### Set problem:
Work out how many lines of the material below mention the word "JSON"; reply with the number only.

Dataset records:
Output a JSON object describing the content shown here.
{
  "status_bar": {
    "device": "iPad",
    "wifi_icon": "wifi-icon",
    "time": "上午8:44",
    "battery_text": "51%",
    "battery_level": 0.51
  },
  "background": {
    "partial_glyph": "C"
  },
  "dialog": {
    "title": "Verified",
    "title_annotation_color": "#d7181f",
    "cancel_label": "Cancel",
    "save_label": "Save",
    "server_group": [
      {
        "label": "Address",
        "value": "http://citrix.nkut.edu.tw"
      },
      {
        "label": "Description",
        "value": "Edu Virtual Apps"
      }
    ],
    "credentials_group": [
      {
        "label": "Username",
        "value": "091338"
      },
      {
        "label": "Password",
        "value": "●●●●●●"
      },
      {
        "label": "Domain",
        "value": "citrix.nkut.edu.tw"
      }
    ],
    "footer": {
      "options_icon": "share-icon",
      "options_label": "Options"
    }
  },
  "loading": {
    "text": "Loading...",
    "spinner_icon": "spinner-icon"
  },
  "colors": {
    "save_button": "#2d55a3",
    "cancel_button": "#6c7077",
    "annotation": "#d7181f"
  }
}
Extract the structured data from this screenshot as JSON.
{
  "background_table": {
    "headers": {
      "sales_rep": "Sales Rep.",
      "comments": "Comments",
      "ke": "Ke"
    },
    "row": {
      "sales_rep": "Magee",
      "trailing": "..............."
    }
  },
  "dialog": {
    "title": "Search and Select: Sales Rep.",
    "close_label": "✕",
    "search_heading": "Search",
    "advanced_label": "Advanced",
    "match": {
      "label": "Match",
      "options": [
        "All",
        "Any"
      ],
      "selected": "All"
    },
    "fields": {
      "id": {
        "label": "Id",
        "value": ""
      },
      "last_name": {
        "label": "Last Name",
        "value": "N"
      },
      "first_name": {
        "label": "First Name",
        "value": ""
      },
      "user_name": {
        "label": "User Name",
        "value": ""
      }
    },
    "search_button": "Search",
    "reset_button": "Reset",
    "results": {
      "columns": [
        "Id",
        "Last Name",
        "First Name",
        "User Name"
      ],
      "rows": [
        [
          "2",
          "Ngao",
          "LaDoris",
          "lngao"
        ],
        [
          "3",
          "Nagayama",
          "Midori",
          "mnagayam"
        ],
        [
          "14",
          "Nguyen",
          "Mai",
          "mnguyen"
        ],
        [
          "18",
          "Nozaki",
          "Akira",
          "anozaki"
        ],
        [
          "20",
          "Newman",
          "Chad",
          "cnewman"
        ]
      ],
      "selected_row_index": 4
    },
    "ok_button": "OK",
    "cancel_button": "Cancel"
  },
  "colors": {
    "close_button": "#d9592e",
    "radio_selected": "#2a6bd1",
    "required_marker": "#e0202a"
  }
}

### Reply:
2